:: Yapılacaklar ::
1. Aşağıdaki (a), (b) ve (c) ifadelerinin Süleymaniye Kütüphanesi hakkındaki metinle uyuşup uyuşmadığını belirtin. Her biri için evet ya da hayır deyin ve bunu belirleyen sözleri metinden aynen alıntılayın.
(a) Nevzat Kaya, Süleymaniye Kütüphanesi'nden 2006'da emekli olmuştur.
(b) Nevzat Kaya, kütüphanede 30 yıl emek vermiştir.
(c) Süleymaniye, yazma eser koleksiyonu bakımından Türkiye'nin en kıymetli kütüphanesi olarak anılmaktadır.
2. Süleymaniye Kütüphanesi hakkındaki metni kaldığı yerden sürdürün.

:: Verilen Metin ::
○ ○ ○

Milli Servete Sahip Çıkılmadı!

Milli Servete Sahip Çıkılmadı!

Nevzat Kaya deyince, Süleymaniye Kütüphanesi’ne adanmış, kitaplarla iç içe bir ömür akla geliyor. Nevzat hocamız, kitap ve kütüphane etrafında genişleyen sorularımıza, okurları için, büyük bir içtenlikle cevap verdi…

 

Sayın hocam, Süleymaniye Kütüphanesinden 2006’da emekli oldunuz. Yani o zamana kadar 25 yıl, bir hayli emeğiniz geçti kütüphaneye. Türkiye’nin yazma eser koleksiyonu bakımından en kıymetli kütüphanesi Süleymaniye. Bu konuda neler söylemek istersiniz?

○ ○ ○

:: Veriler ::
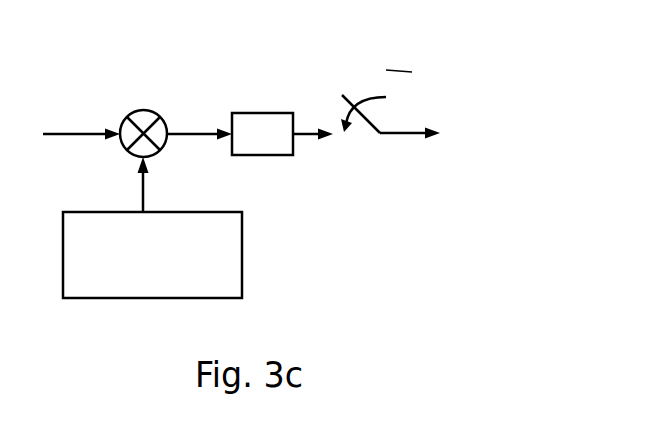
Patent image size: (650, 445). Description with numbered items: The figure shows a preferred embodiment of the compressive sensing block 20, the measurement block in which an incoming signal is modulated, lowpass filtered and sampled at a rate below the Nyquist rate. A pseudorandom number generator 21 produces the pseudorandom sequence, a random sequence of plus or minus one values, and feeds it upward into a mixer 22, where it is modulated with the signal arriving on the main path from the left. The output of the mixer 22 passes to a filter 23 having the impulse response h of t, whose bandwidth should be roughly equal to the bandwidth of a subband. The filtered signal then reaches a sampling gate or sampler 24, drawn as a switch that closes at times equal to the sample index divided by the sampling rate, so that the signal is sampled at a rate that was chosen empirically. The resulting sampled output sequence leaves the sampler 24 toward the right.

The compressive sensing block 20 is at (368, 240).
The pseudorandom number generator 21 is at (242, 247).
The mixer 22 is at (144, 108).
The filter 23 is at (272, 113).
The sampling gate or sampler 24 is at (363, 138).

○ ○ ○

:: Alıştırma Cevapları ::
1.
(a) Evet. "Süleymaniye Kütüphanesinden 2006’da emekli oldunuz."
(b) Hayır. "Yani o zamana kadar 25 yıl, bir hayli emeğiniz geçti kütüphaneye."
(c) Evet. "Türkiye’nin yazma eser koleksiyonu bakımından en kıymetli kütüphanesi Süleymaniye."

2.
Süleymaniye Türkiye’de değil dünyada belki en büyük ve en önemli kütüphanelerden biri! En çok kitabı olan değil; en kıymetli koleksiyonu olan kitaplık orası. Yani kemiyet bakımından değil, keyfiyet bakımından en kıymetli kütüphanelerden bir tanesi. Dünyada 25 – 30 milyonluk kitaba sahip kütüphaneler var. Japonya’da, Rusya’da, İngiltere’de, Amerika’da ve Fransa’da… Bir milletin büyüklüğü, gelişmişliği, medeniyeti, ahlakı, kültürü, iktisadı büyük oranda kitaba bağlı.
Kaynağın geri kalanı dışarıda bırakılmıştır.